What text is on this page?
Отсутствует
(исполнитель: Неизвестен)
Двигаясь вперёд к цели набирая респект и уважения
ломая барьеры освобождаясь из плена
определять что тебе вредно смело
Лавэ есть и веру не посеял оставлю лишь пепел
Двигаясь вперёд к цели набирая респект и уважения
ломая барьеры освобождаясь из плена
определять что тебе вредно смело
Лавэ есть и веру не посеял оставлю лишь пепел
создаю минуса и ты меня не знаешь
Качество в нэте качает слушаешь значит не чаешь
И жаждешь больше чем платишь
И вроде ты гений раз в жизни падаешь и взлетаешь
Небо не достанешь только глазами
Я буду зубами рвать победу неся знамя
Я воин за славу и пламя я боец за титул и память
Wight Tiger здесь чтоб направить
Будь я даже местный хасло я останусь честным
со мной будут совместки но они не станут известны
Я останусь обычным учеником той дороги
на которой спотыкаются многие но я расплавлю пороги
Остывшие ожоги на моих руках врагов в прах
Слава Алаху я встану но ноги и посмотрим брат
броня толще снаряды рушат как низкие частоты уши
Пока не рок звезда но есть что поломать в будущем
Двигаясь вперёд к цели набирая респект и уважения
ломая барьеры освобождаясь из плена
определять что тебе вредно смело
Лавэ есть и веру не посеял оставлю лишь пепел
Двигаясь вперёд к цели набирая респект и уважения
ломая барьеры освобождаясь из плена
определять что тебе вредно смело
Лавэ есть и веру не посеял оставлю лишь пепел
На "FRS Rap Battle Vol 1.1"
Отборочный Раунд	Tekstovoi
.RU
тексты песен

■ AIM ■
Repeat the lines above exactly.

■ EXPECTED OUTPUT ■
What text is on this page?
Отсутствует
(исполнитель: Неизвестен)
Двигаясь вперёд к цели набирая респект и уважения
ломая барьеры освобождаясь из плена
определять что тебе вредно смело
Лавэ есть и веру не посеял оставлю лишь пепел
Двигаясь вперёд к цели набирая респект и уважения
ломая барьеры освобождаясь из плена
определять что тебе вредно смело
Лавэ есть и веру не посеял оставлю лишь пепел
создаю минуса и ты меня не знаешь
Качество в нэте качает слушаешь значит не чаешь
И жаждешь больше чем платишь
И вроде ты гений раз в жизни падаешь и взлетаешь
Небо не достанешь только глазами
Я буду зубами рвать победу неся знамя
Я воин за славу и пламя я боец за титул и память
Wight Tiger здесь чтоб направить
Будь я даже местный хасло я останусь честным
со мной будут совместки но они не станут известны
Я останусь обычным учеником той дороги
на которой спотыкаются многие но я расплавлю пороги
Остывшие ожоги на моих руках врагов в прах
Слава Алаху я встану но ноги и посмотрим брат
броня толще снаряды рушат как низкие частоты уши
Пока не рок звезда но есть что поломать в будущем
Двигаясь вперёд к цели набирая респект и уважения
ломая барьеры освобождаясь из плена
определять что тебе вредно смело
Лавэ есть и веру не посеял оставлю лишь пепел
Двигаясь вперёд к цели набирая респект и уважения
ломая барьеры освобождаясь из плена
определять что тебе вредно смело
Лавэ есть и веру не посеял оставлю лишь пепел
На "FRS Rap Battle Vol 1.1"
Отборочный Раунд	Tekstovoi
.RU
тексты песен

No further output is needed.